Task details - Copy out every record below, word for word.

Dataset excerpts -
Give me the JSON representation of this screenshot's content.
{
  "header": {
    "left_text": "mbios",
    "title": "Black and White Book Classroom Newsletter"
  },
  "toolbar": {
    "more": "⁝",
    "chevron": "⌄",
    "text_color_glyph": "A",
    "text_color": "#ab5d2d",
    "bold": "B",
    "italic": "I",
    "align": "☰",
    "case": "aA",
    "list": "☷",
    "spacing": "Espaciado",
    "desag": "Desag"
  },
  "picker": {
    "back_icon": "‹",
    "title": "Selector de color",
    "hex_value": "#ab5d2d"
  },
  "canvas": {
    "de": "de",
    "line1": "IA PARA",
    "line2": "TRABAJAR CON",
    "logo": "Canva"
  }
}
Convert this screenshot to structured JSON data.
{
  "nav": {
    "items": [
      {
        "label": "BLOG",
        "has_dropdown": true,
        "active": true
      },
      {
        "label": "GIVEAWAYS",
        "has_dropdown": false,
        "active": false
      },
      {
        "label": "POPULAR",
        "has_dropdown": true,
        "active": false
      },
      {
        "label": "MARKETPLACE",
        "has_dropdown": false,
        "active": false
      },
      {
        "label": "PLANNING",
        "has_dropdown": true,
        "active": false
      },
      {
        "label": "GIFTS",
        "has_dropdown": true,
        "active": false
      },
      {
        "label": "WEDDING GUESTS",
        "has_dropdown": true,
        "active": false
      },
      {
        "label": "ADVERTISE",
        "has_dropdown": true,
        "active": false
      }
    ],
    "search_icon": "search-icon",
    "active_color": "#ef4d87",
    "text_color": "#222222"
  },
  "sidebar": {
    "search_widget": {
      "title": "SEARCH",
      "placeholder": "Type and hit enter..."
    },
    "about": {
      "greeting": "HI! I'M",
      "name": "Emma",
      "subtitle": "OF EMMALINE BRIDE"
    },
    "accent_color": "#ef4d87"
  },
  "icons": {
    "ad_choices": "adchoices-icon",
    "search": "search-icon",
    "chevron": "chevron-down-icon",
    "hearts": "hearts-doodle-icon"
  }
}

Worked solution -
Give me the JSON representation of this screenshot's content.
{
  "header": {
    "left_text": "mbios",
    "title": "Black and White Book Classroom Newsletter"
  },
  "toolbar": {
    "more": "⁝",
    "chevron": "⌄",
    "text_color_glyph": "A",
    "text_color": "#ab5d2d",
    "bold": "B",
    "italic": "I",
    "align": "☰",
    "case": "aA",
    "list": "☷",
    "spacing": "Espaciado",
    "desag": "Desag"
  },
  "picker": {
    "back_icon": "‹",
    "title": "Selector de color",
    "hex_value": "#ab5d2d"
  },
  "canvas": {
    "de": "de",
    "line1": "IA PARA",
    "line2": "TRABAJAR CON",
    "logo": "Canva"
  }
}
Convert this screenshot to structured JSON data.
{
  "nav": {
    "items": [
      {
        "label": "BLOG",
        "has_dropdown": true,
        "active": true
      },
      {
        "label": "GIVEAWAYS",
        "has_dropdown": false,
        "active": false
      },
      {
        "label": "POPULAR",
        "has_dropdown": true,
        "active": false
      },
      {
        "label": "MARKETPLACE",
        "has_dropdown": false,
        "active": false
      },
      {
        "label": "PLANNING",
        "has_dropdown": true,
        "active": false
      },
      {
        "label": "GIFTS",
        "has_dropdown": true,
        "active": false
      },
      {
        "label": "WEDDING GUESTS",
        "has_dropdown": true,
        "active": false
      },
      {
        "label": "ADVERTISE",
        "has_dropdown": true,
        "active": false
      }
    ],
    "search_icon": "search-icon",
    "active_color": "#ef4d87",
    "text_color": "#222222"
  },
  "sidebar": {
    "search_widget": {
      "title": "SEARCH",
      "placeholder": "Type and hit enter..."
    },
    "about": {
      "greeting": "HI! I'M",
      "name": "Emma",
      "subtitle": "OF EMMALINE BRIDE"
    },
    "accent_color": "#ef4d87"
  },
  "icons": {
    "ad_choices": "adchoices-icon",
    "search": "search-icon",
    "chevron": "chevron-down-icon",
    "hearts": "hearts-doodle-icon"
  }
}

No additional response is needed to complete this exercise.